• **Problem**:
Keep only the lines that hold the string "empathy", filtering out the rest of the entries below.

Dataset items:

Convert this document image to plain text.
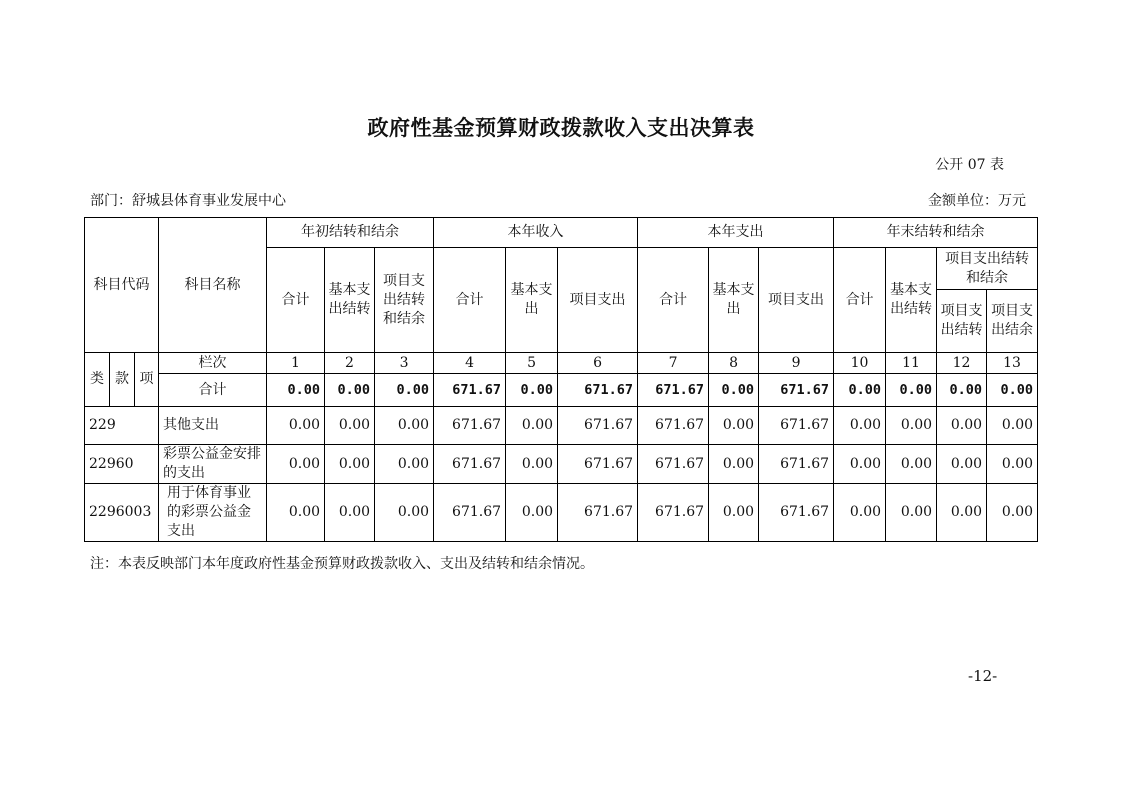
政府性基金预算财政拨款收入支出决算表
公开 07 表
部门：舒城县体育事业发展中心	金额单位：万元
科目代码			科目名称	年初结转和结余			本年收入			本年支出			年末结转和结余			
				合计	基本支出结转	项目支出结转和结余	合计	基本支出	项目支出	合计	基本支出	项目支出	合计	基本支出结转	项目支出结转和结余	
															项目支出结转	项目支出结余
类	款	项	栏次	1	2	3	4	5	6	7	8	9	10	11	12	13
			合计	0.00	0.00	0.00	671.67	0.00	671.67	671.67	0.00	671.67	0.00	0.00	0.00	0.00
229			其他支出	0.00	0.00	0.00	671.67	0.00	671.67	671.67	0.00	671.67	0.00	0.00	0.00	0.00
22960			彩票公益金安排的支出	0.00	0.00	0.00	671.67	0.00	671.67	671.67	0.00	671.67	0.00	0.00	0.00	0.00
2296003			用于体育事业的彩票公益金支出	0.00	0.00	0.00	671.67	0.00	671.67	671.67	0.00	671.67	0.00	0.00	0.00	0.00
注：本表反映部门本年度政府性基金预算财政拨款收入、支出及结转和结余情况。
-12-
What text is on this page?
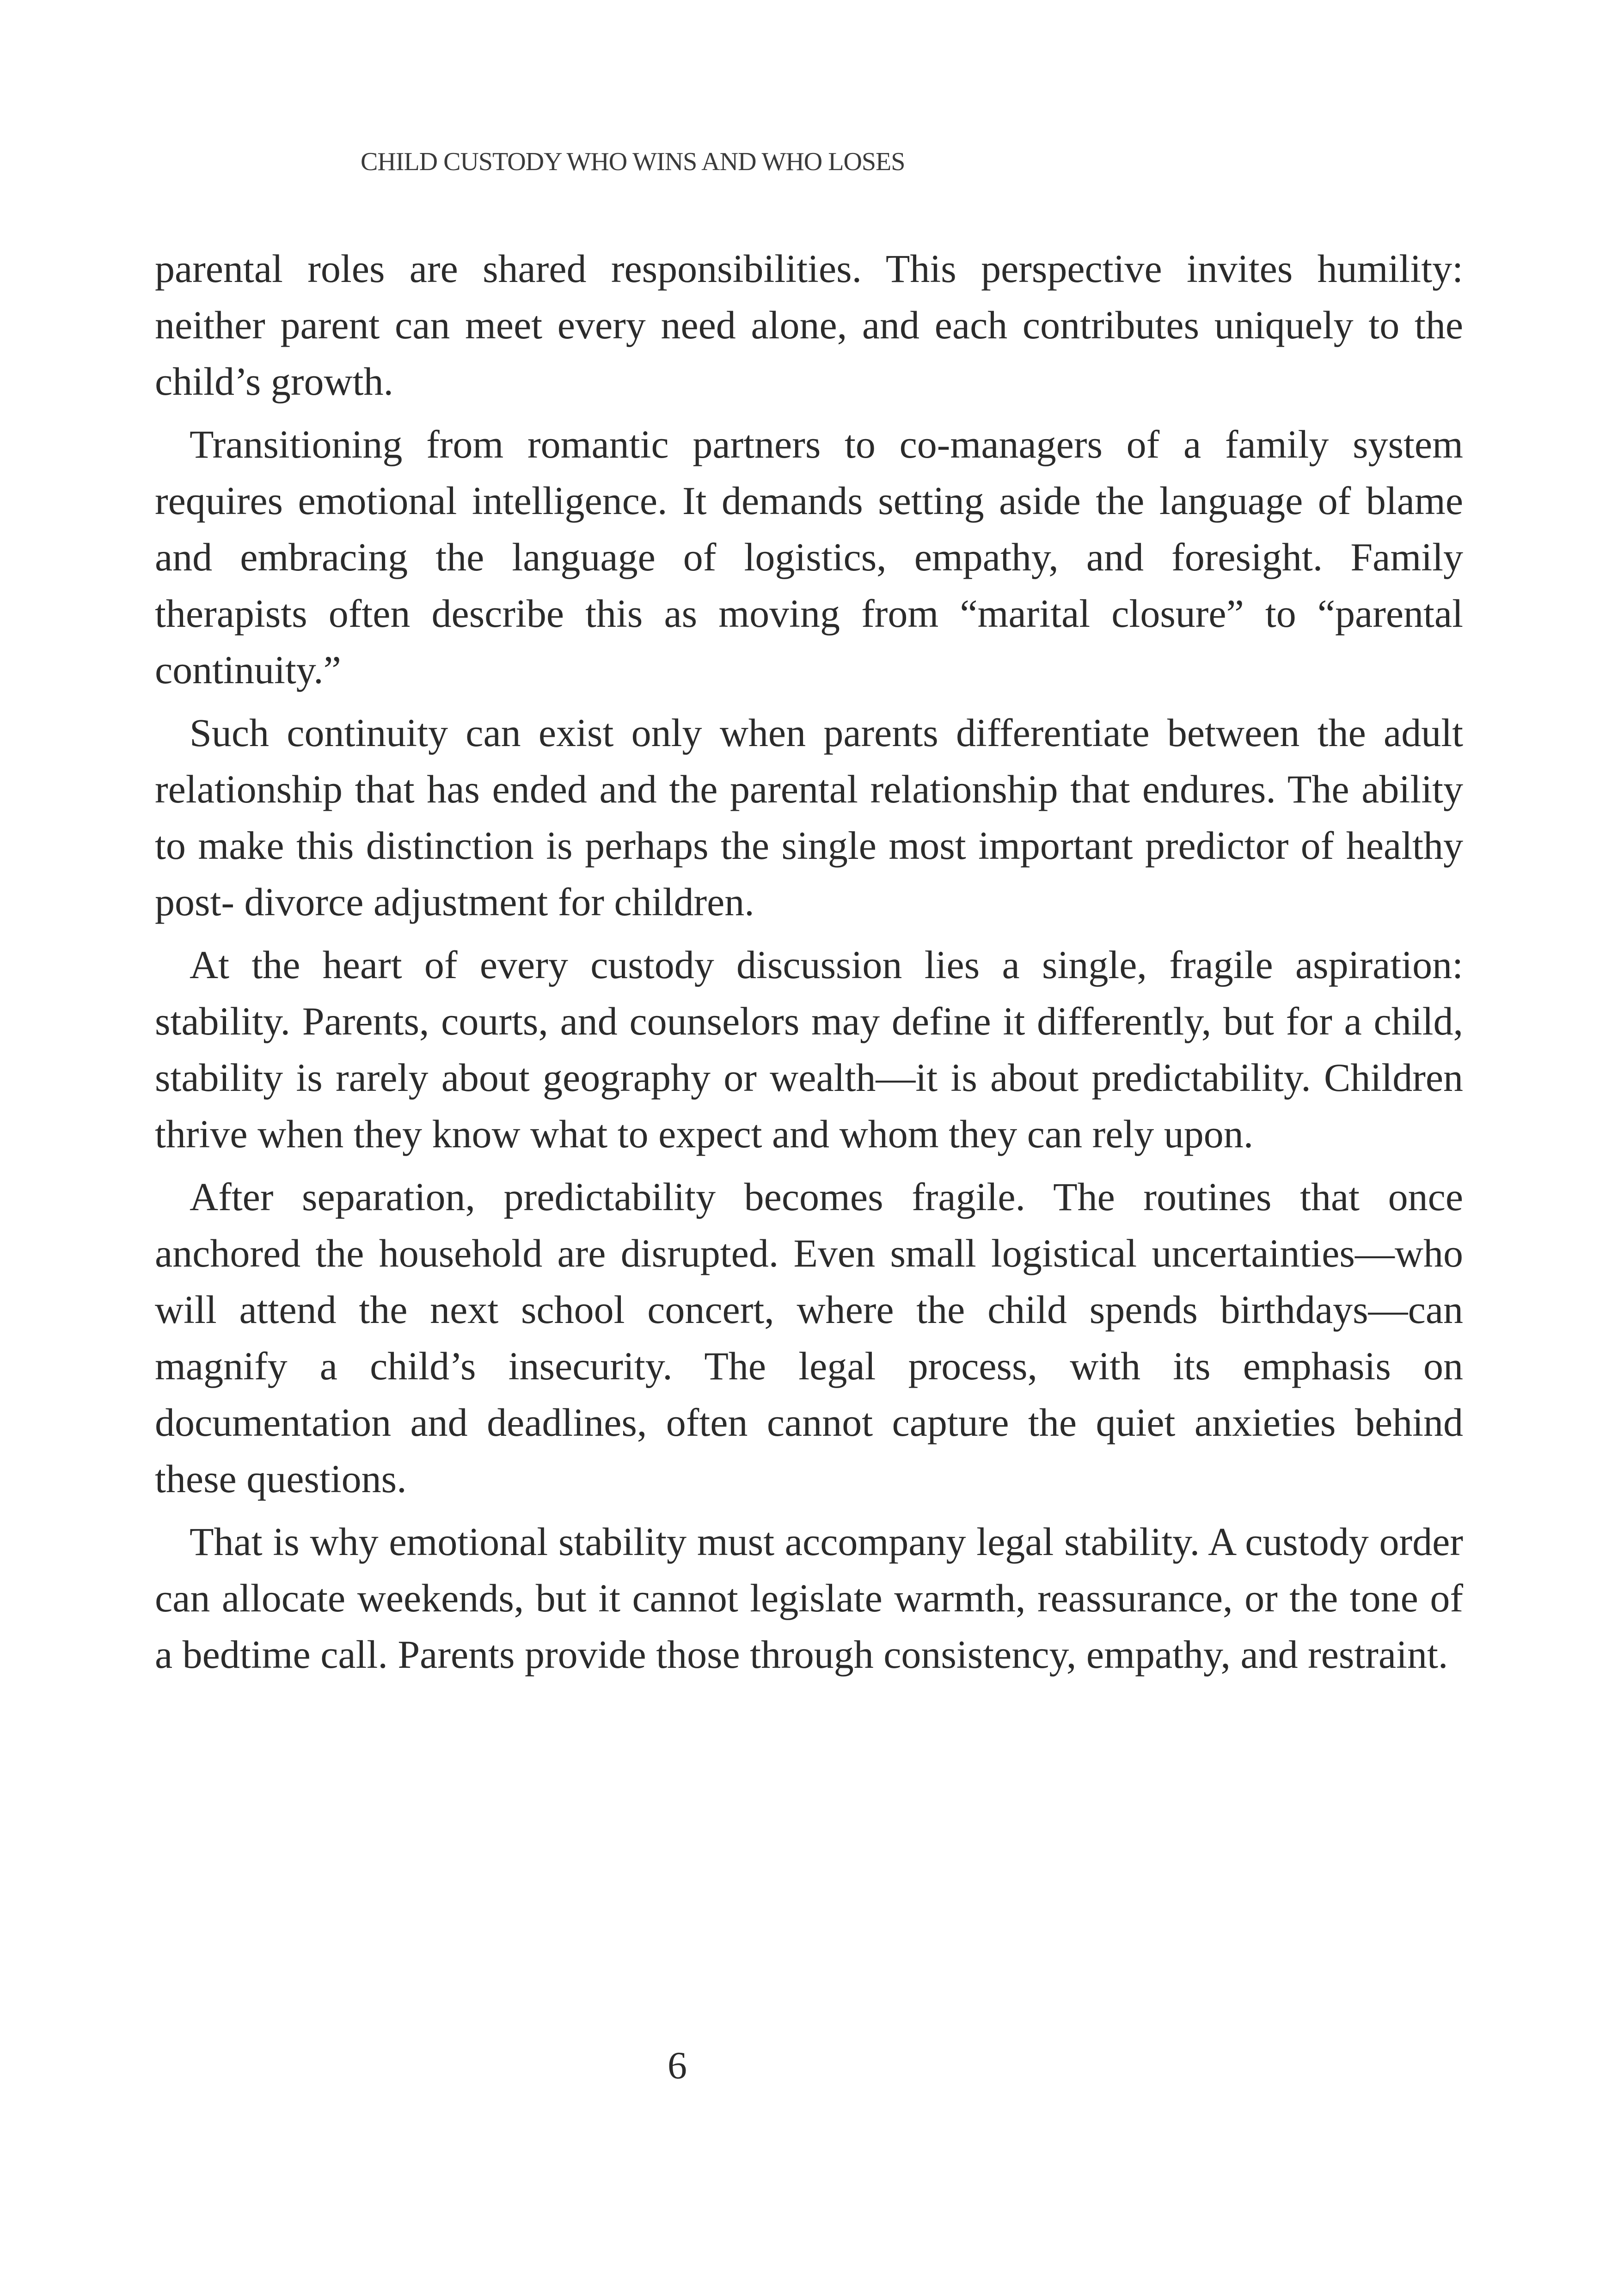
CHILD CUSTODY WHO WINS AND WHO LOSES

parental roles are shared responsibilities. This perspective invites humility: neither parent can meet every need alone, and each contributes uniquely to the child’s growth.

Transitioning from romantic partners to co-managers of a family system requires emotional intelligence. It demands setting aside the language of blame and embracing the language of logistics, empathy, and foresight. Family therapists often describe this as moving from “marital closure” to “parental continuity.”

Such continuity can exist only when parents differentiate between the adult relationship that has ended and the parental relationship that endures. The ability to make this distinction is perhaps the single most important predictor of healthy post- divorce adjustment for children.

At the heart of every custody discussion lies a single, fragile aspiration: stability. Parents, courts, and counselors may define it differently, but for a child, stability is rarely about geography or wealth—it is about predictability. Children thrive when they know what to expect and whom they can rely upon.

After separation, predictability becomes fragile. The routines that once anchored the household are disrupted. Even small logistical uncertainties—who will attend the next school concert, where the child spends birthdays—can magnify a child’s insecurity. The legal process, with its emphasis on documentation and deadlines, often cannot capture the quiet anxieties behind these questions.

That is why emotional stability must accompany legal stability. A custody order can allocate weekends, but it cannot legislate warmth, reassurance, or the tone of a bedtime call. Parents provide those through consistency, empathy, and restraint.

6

• **The answer**:
Transitioning from romantic partners to co-managers of a family system requires emotional intelligence. It demands setting aside the language of blame and embracing the language of logistics, empathy, and foresight. Family therapists often describe this as moving from “marital closure” to “parental continuity.”
That is why emotional stability must accompany legal stability. A custody order can allocate weekends, but it cannot legislate warmth, reassurance, or the tone of a bedtime call. Parents provide those through consistency, empathy, and restraint.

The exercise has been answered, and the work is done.